— Source data —
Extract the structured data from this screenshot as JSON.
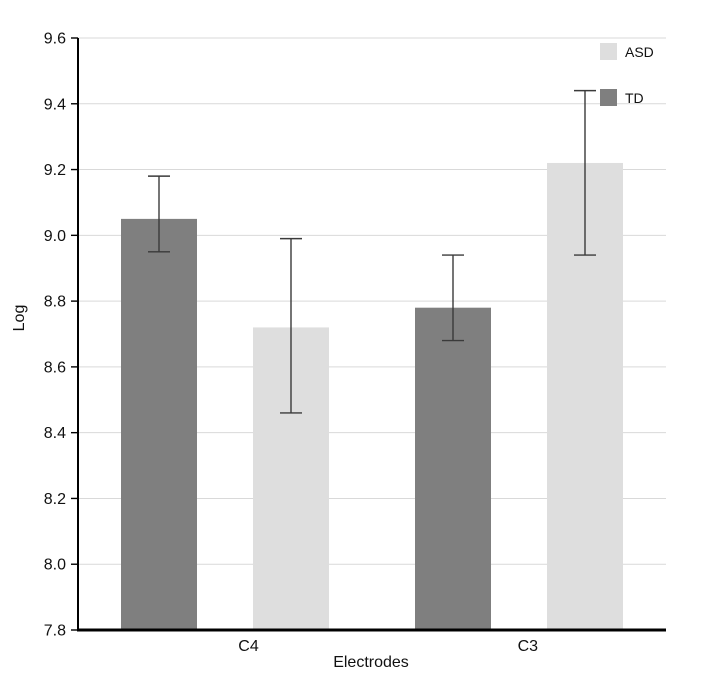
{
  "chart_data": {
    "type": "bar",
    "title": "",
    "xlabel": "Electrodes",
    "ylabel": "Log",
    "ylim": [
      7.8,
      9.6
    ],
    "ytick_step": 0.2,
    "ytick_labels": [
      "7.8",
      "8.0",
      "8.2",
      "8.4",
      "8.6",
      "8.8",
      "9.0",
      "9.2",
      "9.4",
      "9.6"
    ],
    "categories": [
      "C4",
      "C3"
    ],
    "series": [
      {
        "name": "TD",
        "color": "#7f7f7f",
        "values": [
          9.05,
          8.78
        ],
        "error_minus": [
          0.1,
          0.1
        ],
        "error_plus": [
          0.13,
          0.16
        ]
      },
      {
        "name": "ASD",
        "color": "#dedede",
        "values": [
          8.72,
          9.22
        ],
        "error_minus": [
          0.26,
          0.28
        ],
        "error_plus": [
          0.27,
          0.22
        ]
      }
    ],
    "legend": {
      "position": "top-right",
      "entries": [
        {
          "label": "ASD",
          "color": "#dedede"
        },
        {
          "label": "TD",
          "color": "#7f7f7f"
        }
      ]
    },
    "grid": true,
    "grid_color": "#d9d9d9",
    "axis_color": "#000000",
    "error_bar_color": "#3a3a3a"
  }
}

— Short task —
Transcribe the listing in full and omit the pictures.

— Final result —
Extract the structured data from this screenshot as JSON.
{
  "chart_data": {
    "type": "bar",
    "title": "",
    "xlabel": "Electrodes",
    "ylabel": "Log",
    "ylim": [
      7.8,
      9.6
    ],
    "ytick_step": 0.2,
    "ytick_labels": [
      "7.8",
      "8.0",
      "8.2",
      "8.4",
      "8.6",
      "8.8",
      "9.0",
      "9.2",
      "9.4",
      "9.6"
    ],
    "categories": [
      "C4",
      "C3"
    ],
    "series": [
      {
        "name": "TD",
        "color": "#7f7f7f",
        "values": [
          9.05,
          8.78
        ],
        "error_minus": [
          0.1,
          0.1
        ],
        "error_plus": [
          0.13,
          0.16
        ]
      },
      {
        "name": "ASD",
        "color": "#dedede",
        "values": [
          8.72,
          9.22
        ],
        "error_minus": [
          0.26,
          0.28
        ],
        "error_plus": [
          0.27,
          0.22
        ]
      }
    ],
    "legend": {
      "position": "top-right",
      "entries": [
        {
          "label": "ASD",
          "color": "#dedede"
        },
        {
          "label": "TD",
          "color": "#7f7f7f"
        }
      ]
    },
    "grid": true,
    "grid_color": "#d9d9d9",
    "axis_color": "#000000",
    "error_bar_color": "#3a3a3a"
  }
}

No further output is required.